Recorded data:
──────────────────────────────
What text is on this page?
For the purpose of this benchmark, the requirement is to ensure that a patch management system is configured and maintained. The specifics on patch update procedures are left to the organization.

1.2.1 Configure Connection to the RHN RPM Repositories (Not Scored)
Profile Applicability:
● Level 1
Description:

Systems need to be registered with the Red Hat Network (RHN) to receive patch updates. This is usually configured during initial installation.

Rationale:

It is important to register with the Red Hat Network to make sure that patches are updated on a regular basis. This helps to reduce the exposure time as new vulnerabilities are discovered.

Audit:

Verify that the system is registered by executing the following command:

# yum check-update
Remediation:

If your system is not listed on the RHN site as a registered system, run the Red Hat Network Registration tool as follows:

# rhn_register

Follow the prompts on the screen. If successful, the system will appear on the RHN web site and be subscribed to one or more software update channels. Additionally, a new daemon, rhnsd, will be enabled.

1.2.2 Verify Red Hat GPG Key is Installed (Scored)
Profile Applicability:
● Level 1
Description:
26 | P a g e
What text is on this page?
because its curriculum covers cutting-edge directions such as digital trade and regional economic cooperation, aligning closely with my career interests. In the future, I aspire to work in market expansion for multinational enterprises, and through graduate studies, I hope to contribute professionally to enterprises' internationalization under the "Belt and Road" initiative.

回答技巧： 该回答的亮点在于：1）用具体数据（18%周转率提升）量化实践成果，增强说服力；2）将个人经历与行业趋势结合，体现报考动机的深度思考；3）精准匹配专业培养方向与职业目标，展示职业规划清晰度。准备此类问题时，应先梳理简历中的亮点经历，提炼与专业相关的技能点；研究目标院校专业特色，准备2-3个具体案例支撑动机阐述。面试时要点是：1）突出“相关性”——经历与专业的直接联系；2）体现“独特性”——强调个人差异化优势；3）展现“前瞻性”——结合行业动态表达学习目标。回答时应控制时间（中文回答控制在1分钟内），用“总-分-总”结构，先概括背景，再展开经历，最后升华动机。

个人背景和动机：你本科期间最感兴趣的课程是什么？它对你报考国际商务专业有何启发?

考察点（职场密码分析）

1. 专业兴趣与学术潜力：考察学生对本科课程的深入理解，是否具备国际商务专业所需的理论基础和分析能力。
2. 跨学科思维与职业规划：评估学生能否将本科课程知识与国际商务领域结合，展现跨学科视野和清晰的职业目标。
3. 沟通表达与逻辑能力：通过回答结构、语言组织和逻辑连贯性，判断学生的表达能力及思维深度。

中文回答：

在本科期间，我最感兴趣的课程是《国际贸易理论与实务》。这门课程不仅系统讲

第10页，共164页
──────────────────────────────
Task to complete: Pick out every line of the listing containing the word "that", and show those lines.

Right answer:
For the purpose of this benchmark, the requirement is to ensure that a patch management system is configured and maintained. The specifics on patch update procedures are left to the organization.
It is important to register with the Red Hat Network to make sure that patches are updated on a regular basis. This helps to reduce the exposure time as new vulnerabilities are discovered.
Verify that the system is registered by executing the following command:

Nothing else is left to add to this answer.